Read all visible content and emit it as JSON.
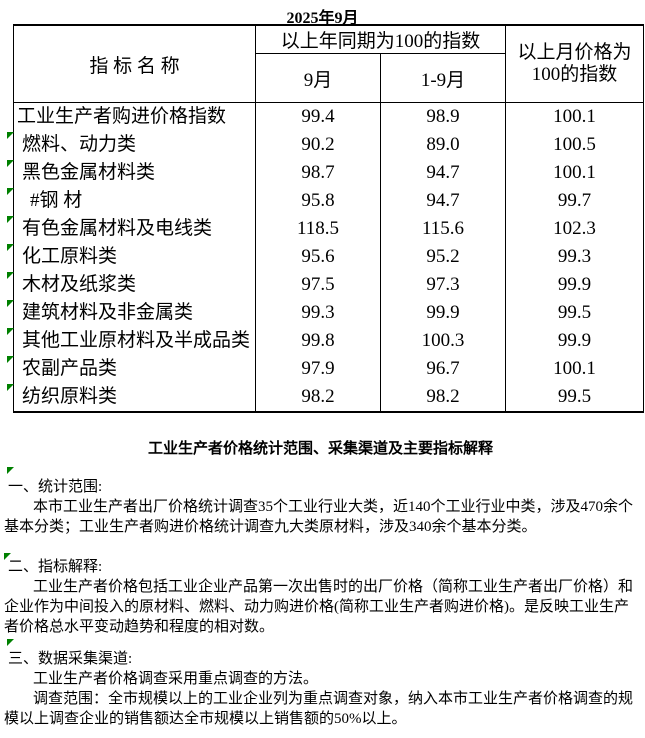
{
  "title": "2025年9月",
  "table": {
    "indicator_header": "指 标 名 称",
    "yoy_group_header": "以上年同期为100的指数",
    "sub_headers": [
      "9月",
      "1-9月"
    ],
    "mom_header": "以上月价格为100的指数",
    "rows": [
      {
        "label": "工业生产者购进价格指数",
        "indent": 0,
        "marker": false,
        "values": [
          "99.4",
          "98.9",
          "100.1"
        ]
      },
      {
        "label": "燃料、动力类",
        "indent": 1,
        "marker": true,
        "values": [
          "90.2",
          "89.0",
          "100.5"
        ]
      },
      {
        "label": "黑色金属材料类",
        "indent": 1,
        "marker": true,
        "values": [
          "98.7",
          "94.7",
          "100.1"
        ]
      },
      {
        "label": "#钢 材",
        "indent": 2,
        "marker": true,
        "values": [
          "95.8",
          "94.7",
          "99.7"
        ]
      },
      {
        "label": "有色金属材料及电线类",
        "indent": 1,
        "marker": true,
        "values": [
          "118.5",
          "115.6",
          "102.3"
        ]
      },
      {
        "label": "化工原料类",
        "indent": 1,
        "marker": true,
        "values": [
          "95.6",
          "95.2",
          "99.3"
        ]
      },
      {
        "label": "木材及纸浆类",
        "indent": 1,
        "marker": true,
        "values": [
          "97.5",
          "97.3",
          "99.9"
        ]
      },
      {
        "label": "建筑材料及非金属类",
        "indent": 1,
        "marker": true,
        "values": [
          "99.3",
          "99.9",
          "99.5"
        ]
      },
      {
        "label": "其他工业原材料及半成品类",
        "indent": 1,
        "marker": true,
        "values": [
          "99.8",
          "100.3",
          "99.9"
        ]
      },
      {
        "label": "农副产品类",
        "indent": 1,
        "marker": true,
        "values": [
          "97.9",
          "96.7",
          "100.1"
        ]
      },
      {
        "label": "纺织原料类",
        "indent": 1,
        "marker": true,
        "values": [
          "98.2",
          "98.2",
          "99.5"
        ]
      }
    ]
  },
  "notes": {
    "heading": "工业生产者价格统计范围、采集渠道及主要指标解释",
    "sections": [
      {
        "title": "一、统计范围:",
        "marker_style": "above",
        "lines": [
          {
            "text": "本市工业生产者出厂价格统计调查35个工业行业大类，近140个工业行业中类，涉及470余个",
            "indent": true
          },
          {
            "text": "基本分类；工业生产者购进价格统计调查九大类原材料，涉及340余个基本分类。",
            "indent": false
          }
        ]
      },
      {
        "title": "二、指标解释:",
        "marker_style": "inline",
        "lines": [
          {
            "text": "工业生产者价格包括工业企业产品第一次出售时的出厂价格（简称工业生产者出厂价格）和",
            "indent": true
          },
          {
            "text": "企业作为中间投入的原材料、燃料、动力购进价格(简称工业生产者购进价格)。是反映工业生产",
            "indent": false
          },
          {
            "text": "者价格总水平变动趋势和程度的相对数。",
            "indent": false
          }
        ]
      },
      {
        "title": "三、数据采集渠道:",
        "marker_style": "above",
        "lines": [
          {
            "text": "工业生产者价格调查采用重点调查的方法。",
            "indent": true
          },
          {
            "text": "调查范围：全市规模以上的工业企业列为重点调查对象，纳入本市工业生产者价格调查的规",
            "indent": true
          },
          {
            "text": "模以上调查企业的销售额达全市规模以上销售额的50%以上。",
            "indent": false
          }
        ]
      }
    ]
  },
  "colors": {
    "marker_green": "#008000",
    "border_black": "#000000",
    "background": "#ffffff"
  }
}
· · · · ·
**GOAL OF THE EXERCISE**
Pictures are excluded; output everything else in the data verbatim.

**EXERCISE OUTPUT**
Read all visible content and emit it as JSON.
{
  "title": "2025年9月",
  "table": {
    "indicator_header": "指 标 名 称",
    "yoy_group_header": "以上年同期为100的指数",
    "sub_headers": [
      "9月",
      "1-9月"
    ],
    "mom_header": "以上月价格为100的指数",
    "rows": [
      {
        "label": "工业生产者购进价格指数",
        "indent": 0,
        "marker": false,
        "values": [
          "99.4",
          "98.9",
          "100.1"
        ]
      },
      {
        "label": "燃料、动力类",
        "indent": 1,
        "marker": true,
        "values": [
          "90.2",
          "89.0",
          "100.5"
        ]
      },
      {
        "label": "黑色金属材料类",
        "indent": 1,
        "marker": true,
        "values": [
          "98.7",
          "94.7",
          "100.1"
        ]
      },
      {
        "label": "#钢 材",
        "indent": 2,
        "marker": true,
        "values": [
          "95.8",
          "94.7",
          "99.7"
        ]
      },
      {
        "label": "有色金属材料及电线类",
        "indent": 1,
        "marker": true,
        "values": [
          "118.5",
          "115.6",
          "102.3"
        ]
      },
      {
        "label": "化工原料类",
        "indent": 1,
        "marker": true,
        "values": [
          "95.6",
          "95.2",
          "99.3"
        ]
      },
      {
        "label": "木材及纸浆类",
        "indent": 1,
        "marker": true,
        "values": [
          "97.5",
          "97.3",
          "99.9"
        ]
      },
      {
        "label": "建筑材料及非金属类",
        "indent": 1,
        "marker": true,
        "values": [
          "99.3",
          "99.9",
          "99.5"
        ]
      },
      {
        "label": "其他工业原材料及半成品类",
        "indent": 1,
        "marker": true,
        "values": [
          "99.8",
          "100.3",
          "99.9"
        ]
      },
      {
        "label": "农副产品类",
        "indent": 1,
        "marker": true,
        "values": [
          "97.9",
          "96.7",
          "100.1"
        ]
      },
      {
        "label": "纺织原料类",
        "indent": 1,
        "marker": true,
        "values": [
          "98.2",
          "98.2",
          "99.5"
        ]
      }
    ]
  },
  "notes": {
    "heading": "工业生产者价格统计范围、采集渠道及主要指标解释",
    "sections": [
      {
        "title": "一、统计范围:",
        "marker_style": "above",
        "lines": [
          {
            "text": "本市工业生产者出厂价格统计调查35个工业行业大类，近140个工业行业中类，涉及470余个",
            "indent": true
          },
          {
            "text": "基本分类；工业生产者购进价格统计调查九大类原材料，涉及340余个基本分类。",
            "indent": false
          }
        ]
      },
      {
        "title": "二、指标解释:",
        "marker_style": "inline",
        "lines": [
          {
            "text": "工业生产者价格包括工业企业产品第一次出售时的出厂价格（简称工业生产者出厂价格）和",
            "indent": true
          },
          {
            "text": "企业作为中间投入的原材料、燃料、动力购进价格(简称工业生产者购进价格)。是反映工业生产",
            "indent": false
          },
          {
            "text": "者价格总水平变动趋势和程度的相对数。",
            "indent": false
          }
        ]
      },
      {
        "title": "三、数据采集渠道:",
        "marker_style": "above",
        "lines": [
          {
            "text": "工业生产者价格调查采用重点调查的方法。",
            "indent": true
          },
          {
            "text": "调查范围：全市规模以上的工业企业列为重点调查对象，纳入本市工业生产者价格调查的规",
            "indent": true
          },
          {
            "text": "模以上调查企业的销售额达全市规模以上销售额的50%以上。",
            "indent": false
          }
        ]
      }
    ]
  },
  "colors": {
    "marker_green": "#008000",
    "border_black": "#000000",
    "background": "#ffffff"
  }
}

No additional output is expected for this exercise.